[Dataset items]
## start
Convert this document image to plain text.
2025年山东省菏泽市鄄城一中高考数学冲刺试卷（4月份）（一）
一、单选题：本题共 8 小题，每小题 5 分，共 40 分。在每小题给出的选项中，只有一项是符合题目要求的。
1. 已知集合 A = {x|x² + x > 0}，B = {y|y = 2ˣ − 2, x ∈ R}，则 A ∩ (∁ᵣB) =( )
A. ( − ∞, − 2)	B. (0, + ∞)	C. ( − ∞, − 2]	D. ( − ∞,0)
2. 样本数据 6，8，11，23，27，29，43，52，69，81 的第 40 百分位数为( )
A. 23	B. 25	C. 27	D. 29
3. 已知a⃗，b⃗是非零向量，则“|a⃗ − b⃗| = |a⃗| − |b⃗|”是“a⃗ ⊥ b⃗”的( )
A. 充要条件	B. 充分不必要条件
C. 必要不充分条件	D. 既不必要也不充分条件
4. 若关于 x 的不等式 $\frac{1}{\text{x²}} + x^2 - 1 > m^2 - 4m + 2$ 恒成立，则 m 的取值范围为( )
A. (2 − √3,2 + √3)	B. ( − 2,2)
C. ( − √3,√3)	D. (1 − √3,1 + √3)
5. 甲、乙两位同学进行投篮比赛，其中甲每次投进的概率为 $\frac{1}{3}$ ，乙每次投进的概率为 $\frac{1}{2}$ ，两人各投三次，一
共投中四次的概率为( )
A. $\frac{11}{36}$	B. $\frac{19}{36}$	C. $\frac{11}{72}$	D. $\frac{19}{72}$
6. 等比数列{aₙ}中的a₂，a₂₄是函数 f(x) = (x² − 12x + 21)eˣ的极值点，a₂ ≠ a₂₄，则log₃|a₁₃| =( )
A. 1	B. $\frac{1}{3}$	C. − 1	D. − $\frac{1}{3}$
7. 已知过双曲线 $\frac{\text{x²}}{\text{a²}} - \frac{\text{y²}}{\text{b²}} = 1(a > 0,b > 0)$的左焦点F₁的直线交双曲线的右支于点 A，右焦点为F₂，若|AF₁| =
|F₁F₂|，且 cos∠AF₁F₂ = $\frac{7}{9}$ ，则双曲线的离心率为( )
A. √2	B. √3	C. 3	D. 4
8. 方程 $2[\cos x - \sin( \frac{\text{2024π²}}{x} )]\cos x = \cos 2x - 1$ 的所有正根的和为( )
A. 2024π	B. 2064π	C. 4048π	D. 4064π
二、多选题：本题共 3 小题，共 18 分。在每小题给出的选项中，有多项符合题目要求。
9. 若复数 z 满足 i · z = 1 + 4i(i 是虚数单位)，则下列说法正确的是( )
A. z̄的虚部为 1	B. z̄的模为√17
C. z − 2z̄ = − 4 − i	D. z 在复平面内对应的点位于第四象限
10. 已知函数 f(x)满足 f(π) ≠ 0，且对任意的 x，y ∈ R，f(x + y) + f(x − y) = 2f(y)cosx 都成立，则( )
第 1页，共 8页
## end
-- To be done --
Transcribe every entry word for word.

-- Reply --
Convert this document image to plain text.
2025年山东省菏泽市鄄城一中高考数学冲刺试卷（4月份）（一）
一、单选题：本题共 8 小题，每小题 5 分，共 40 分。在每小题给出的选项中，只有一项是符合题目要求的。
1. 已知集合 A = {x|x² + x > 0}，B = {y|y = 2ˣ − 2, x ∈ R}，则 A ∩ (∁ᵣB) =( )
A. ( − ∞, − 2)	B. (0, + ∞)	C. ( − ∞, − 2]	D. ( − ∞,0)
2. 样本数据 6，8，11，23，27，29，43，52，69，81 的第 40 百分位数为( )
A. 23	B. 25	C. 27	D. 29
3. 已知a⃗，b⃗是非零向量，则“|a⃗ − b⃗| = |a⃗| − |b⃗|”是“a⃗ ⊥ b⃗”的( )
A. 充要条件	B. 充分不必要条件
C. 必要不充分条件	D. 既不必要也不充分条件
4. 若关于 x 的不等式 $\frac{1}{\text{x²}} + x^2 - 1 > m^2 - 4m + 2$ 恒成立，则 m 的取值范围为( )
A. (2 − √3,2 + √3)	B. ( − 2,2)
C. ( − √3,√3)	D. (1 − √3,1 + √3)
5. 甲、乙两位同学进行投篮比赛，其中甲每次投进的概率为 $\frac{1}{3}$ ，乙每次投进的概率为 $\frac{1}{2}$ ，两人各投三次，一
共投中四次的概率为( )
A. $\frac{11}{36}$	B. $\frac{19}{36}$	C. $\frac{11}{72}$	D. $\frac{19}{72}$
6. 等比数列{aₙ}中的a₂，a₂₄是函数 f(x) = (x² − 12x + 21)eˣ的极值点，a₂ ≠ a₂₄，则log₃|a₁₃| =( )
A. 1	B. $\frac{1}{3}$	C. − 1	D. − $\frac{1}{3}$
7. 已知过双曲线 $\frac{\text{x²}}{\text{a²}} - \frac{\text{y²}}{\text{b²}} = 1(a > 0,b > 0)$的左焦点F₁的直线交双曲线的右支于点 A，右焦点为F₂，若|AF₁| =
|F₁F₂|，且 cos∠AF₁F₂ = $\frac{7}{9}$ ，则双曲线的离心率为( )
A. √2	B. √3	C. 3	D. 4
8. 方程 $2[\cos x - \sin( \frac{\text{2024π²}}{x} )]\cos x = \cos 2x - 1$ 的所有正根的和为( )
A. 2024π	B. 2064π	C. 4048π	D. 4064π
二、多选题：本题共 3 小题，共 18 分。在每小题给出的选项中，有多项符合题目要求。
9. 若复数 z 满足 i · z = 1 + 4i(i 是虚数单位)，则下列说法正确的是( )
A. z̄的虚部为 1	B. z̄的模为√17
C. z − 2z̄ = − 4 − i	D. z 在复平面内对应的点位于第四象限
10. 已知函数 f(x)满足 f(π) ≠ 0，且对任意的 x，y ∈ R，f(x + y) + f(x − y) = 2f(y)cosx 都成立，则( )
第 1页，共 8页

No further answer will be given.